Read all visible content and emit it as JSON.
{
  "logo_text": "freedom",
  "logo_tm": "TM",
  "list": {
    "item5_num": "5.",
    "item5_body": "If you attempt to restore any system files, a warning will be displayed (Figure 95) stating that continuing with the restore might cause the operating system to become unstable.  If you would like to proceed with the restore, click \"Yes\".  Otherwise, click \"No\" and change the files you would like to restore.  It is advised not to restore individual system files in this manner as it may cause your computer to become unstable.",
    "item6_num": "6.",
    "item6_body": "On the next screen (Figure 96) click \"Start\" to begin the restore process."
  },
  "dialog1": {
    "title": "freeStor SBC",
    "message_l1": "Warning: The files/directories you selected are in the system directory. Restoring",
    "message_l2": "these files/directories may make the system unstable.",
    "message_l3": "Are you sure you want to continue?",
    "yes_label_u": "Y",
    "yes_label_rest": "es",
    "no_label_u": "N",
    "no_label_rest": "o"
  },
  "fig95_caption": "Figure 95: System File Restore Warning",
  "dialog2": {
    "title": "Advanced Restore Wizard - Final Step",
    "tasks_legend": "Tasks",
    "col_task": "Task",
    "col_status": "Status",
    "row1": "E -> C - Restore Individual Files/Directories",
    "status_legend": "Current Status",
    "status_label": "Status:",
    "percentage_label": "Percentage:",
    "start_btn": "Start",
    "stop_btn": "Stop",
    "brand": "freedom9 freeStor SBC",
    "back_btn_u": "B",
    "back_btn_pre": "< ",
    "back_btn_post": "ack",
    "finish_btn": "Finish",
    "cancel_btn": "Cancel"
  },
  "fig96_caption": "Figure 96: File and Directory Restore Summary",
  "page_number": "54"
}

########

Gather up the lines containing the word "Figure" from these records and copy them.

**Response to the exercise**:
    "item5_body": "If you attempt to restore any system files, a warning will be displayed (Figure 95) stating that continuing with the restore might cause the operating system to become unstable.  If you would like to proceed with the restore, click \"Yes\".  Otherwise, click \"No\" and change the files you would like to restore.  It is advised not to restore individual system files in this manner as it may cause your computer to become unstable.",
    "item6_body": "On the next screen (Figure 96) click \"Start\" to begin the restore process."
  "fig95_caption": "Figure 95: System File Restore Warning",
  "fig96_caption": "Figure 96: File and Directory Restore Summary",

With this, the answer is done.